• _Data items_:
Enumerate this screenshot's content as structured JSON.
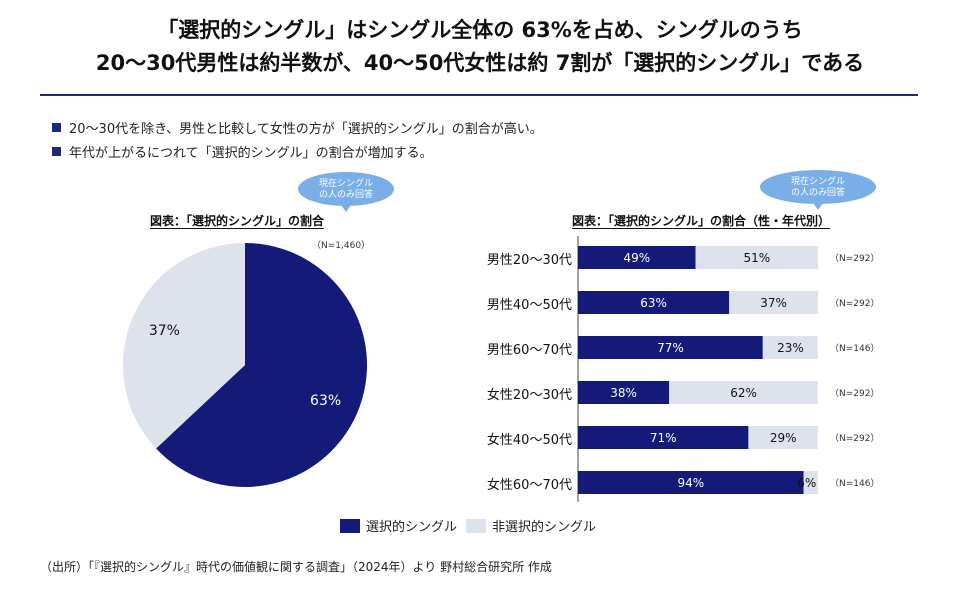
{
  "title": {
    "line1": "「選択的シングル」はシングル全体の 63%を占め、シングルのうち",
    "line2": "20〜30代男性は約半数が、40〜50代女性は約 7割が「選択的シングル」である"
  },
  "bullets": [
    "20〜30代を除き、男性と比較して女性の方が「選択的シングル」の割合が高い。",
    "年代が上がるにつれて「選択的シングル」の割合が増加する。"
  ],
  "bubble": {
    "line1": "現在シングル",
    "line2": "の人のみ回答"
  },
  "colors": {
    "selective": "#141a78",
    "non_selective": "#dde2ec",
    "accent_rule": "#1b2a7a",
    "bubble": "#7aaee6"
  },
  "chart_data": [
    {
      "type": "pie",
      "title": "図表：「選択的シングル」の割合",
      "n_label": "（N=1,460）",
      "slices": [
        {
          "name": "選択的シングル",
          "value": 63,
          "label": "63%"
        },
        {
          "name": "非選択的シングル",
          "value": 37,
          "label": "37%"
        }
      ]
    },
    {
      "type": "bar",
      "orientation": "horizontal",
      "stacked": true,
      "title": "図表：「選択的シングル」の割合（性・年代別）",
      "categories": [
        "男性20〜30代",
        "男性40〜50代",
        "男性60〜70代",
        "女性20〜30代",
        "女性40〜50代",
        "女性60〜70代"
      ],
      "n_labels": [
        "（N=292）",
        "（N=292）",
        "（N=146）",
        "（N=292）",
        "（N=292）",
        "（N=146）"
      ],
      "series": [
        {
          "name": "選択的シングル",
          "values": [
            49,
            63,
            77,
            38,
            71,
            94
          ]
        },
        {
          "name": "非選択的シングル",
          "values": [
            51,
            37,
            23,
            62,
            29,
            6
          ]
        }
      ],
      "xlim": [
        0,
        100
      ],
      "legend": [
        "選択的シングル",
        "非選択的シングル"
      ]
    }
  ],
  "source": "（出所）「『選択的シングル』時代の価値観に関する調査」（2024年）より 野村総合研究所 作成"
}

• _Given task_: Leave the images out and output the remaining material exactly as it stands.

• _Written response_:
Enumerate this screenshot's content as structured JSON.
{
  "title": {
    "line1": "「選択的シングル」はシングル全体の 63%を占め、シングルのうち",
    "line2": "20〜30代男性は約半数が、40〜50代女性は約 7割が「選択的シングル」である"
  },
  "bullets": [
    "20〜30代を除き、男性と比較して女性の方が「選択的シングル」の割合が高い。",
    "年代が上がるにつれて「選択的シングル」の割合が増加する。"
  ],
  "bubble": {
    "line1": "現在シングル",
    "line2": "の人のみ回答"
  },
  "colors": {
    "selective": "#141a78",
    "non_selective": "#dde2ec",
    "accent_rule": "#1b2a7a",
    "bubble": "#7aaee6"
  },
  "chart_data": [
    {
      "type": "pie",
      "title": "図表：「選択的シングル」の割合",
      "n_label": "（N=1,460）",
      "slices": [
        {
          "name": "選択的シングル",
          "value": 63,
          "label": "63%"
        },
        {
          "name": "非選択的シングル",
          "value": 37,
          "label": "37%"
        }
      ]
    },
    {
      "type": "bar",
      "orientation": "horizontal",
      "stacked": true,
      "title": "図表：「選択的シングル」の割合（性・年代別）",
      "categories": [
        "男性20〜30代",
        "男性40〜50代",
        "男性60〜70代",
        "女性20〜30代",
        "女性40〜50代",
        "女性60〜70代"
      ],
      "n_labels": [
        "（N=292）",
        "（N=292）",
        "（N=146）",
        "（N=292）",
        "（N=292）",
        "（N=146）"
      ],
      "series": [
        {
          "name": "選択的シングル",
          "values": [
            49,
            63,
            77,
            38,
            71,
            94
          ]
        },
        {
          "name": "非選択的シングル",
          "values": [
            51,
            37,
            23,
            62,
            29,
            6
          ]
        }
      ],
      "xlim": [
        0,
        100
      ],
      "legend": [
        "選択的シングル",
        "非選択的シングル"
      ]
    }
  ],
  "source": "（出所）「『選択的シングル』時代の価値観に関する調査」（2024年）より 野村総合研究所 作成"
}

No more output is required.